** Start of DATASET RECORDS **
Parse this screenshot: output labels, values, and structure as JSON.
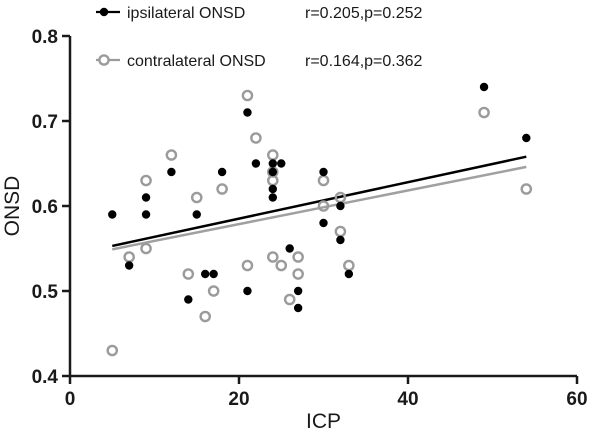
{
  "chart_data": {
    "type": "scatter",
    "title": "",
    "xlabel": "ICP",
    "ylabel": "ONSD",
    "xlim": [
      0,
      60
    ],
    "ylim": [
      0.4,
      0.8
    ],
    "xticks": [
      0,
      20,
      40,
      60
    ],
    "yticks": [
      0.4,
      0.5,
      0.6,
      0.7,
      0.8
    ],
    "xtick_labels": [
      "0",
      "20",
      "40",
      "60"
    ],
    "ytick_labels": [
      "0.4",
      "0.5",
      "0.6",
      "0.7",
      "0.8"
    ],
    "grid": false,
    "legend_position": "top-left",
    "series": [
      {
        "name": "ipsilateral ONSD",
        "marker": "filled-circle",
        "color": "#000000",
        "annotation": "r=0.205,p=0.252",
        "fit_line": {
          "x": [
            5,
            54
          ],
          "y": [
            0.553,
            0.658
          ],
          "color": "#000000"
        },
        "points": [
          {
            "x": 5,
            "y": 0.59
          },
          {
            "x": 7,
            "y": 0.53
          },
          {
            "x": 9,
            "y": 0.61
          },
          {
            "x": 9,
            "y": 0.59
          },
          {
            "x": 12,
            "y": 0.64
          },
          {
            "x": 14,
            "y": 0.49
          },
          {
            "x": 15,
            "y": 0.59
          },
          {
            "x": 16,
            "y": 0.52
          },
          {
            "x": 17,
            "y": 0.52
          },
          {
            "x": 18,
            "y": 0.64
          },
          {
            "x": 21,
            "y": 0.71
          },
          {
            "x": 21,
            "y": 0.5
          },
          {
            "x": 22,
            "y": 0.65
          },
          {
            "x": 24,
            "y": 0.65
          },
          {
            "x": 24,
            "y": 0.64
          },
          {
            "x": 24,
            "y": 0.62
          },
          {
            "x": 24,
            "y": 0.61
          },
          {
            "x": 25,
            "y": 0.65
          },
          {
            "x": 26,
            "y": 0.55
          },
          {
            "x": 27,
            "y": 0.5
          },
          {
            "x": 27,
            "y": 0.48
          },
          {
            "x": 30,
            "y": 0.64
          },
          {
            "x": 30,
            "y": 0.58
          },
          {
            "x": 32,
            "y": 0.6
          },
          {
            "x": 32,
            "y": 0.56
          },
          {
            "x": 33,
            "y": 0.52
          },
          {
            "x": 49,
            "y": 0.74
          },
          {
            "x": 54,
            "y": 0.68
          }
        ]
      },
      {
        "name": "contralateral ONSD",
        "marker": "open-circle",
        "color": "#9b9b9b",
        "annotation": "r=0.164,p=0.362",
        "fit_line": {
          "x": [
            5,
            54
          ],
          "y": [
            0.549,
            0.646
          ],
          "color": "#a0a0a0"
        },
        "points": [
          {
            "x": 5,
            "y": 0.43
          },
          {
            "x": 7,
            "y": 0.54
          },
          {
            "x": 9,
            "y": 0.63
          },
          {
            "x": 9,
            "y": 0.55
          },
          {
            "x": 12,
            "y": 0.66
          },
          {
            "x": 14,
            "y": 0.52
          },
          {
            "x": 15,
            "y": 0.61
          },
          {
            "x": 16,
            "y": 0.47
          },
          {
            "x": 17,
            "y": 0.5
          },
          {
            "x": 18,
            "y": 0.62
          },
          {
            "x": 21,
            "y": 0.73
          },
          {
            "x": 21,
            "y": 0.53
          },
          {
            "x": 22,
            "y": 0.68
          },
          {
            "x": 24,
            "y": 0.66
          },
          {
            "x": 24,
            "y": 0.64
          },
          {
            "x": 24,
            "y": 0.63
          },
          {
            "x": 24,
            "y": 0.54
          },
          {
            "x": 25,
            "y": 0.53
          },
          {
            "x": 26,
            "y": 0.49
          },
          {
            "x": 27,
            "y": 0.54
          },
          {
            "x": 27,
            "y": 0.52
          },
          {
            "x": 30,
            "y": 0.63
          },
          {
            "x": 30,
            "y": 0.6
          },
          {
            "x": 32,
            "y": 0.61
          },
          {
            "x": 32,
            "y": 0.57
          },
          {
            "x": 33,
            "y": 0.53
          },
          {
            "x": 49,
            "y": 0.71
          },
          {
            "x": 54,
            "y": 0.62
          }
        ]
      }
    ]
  }
}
** End of DATASET RECORDS **
*REQUIREMENTS*: Gather every line from the entries above where the word "color" appears, and copy them.

*WRITTEN ANSWER*:
        "color": "#000000",
          "color": "#000000"
        "color": "#9b9b9b",
          "color": "#a0a0a0"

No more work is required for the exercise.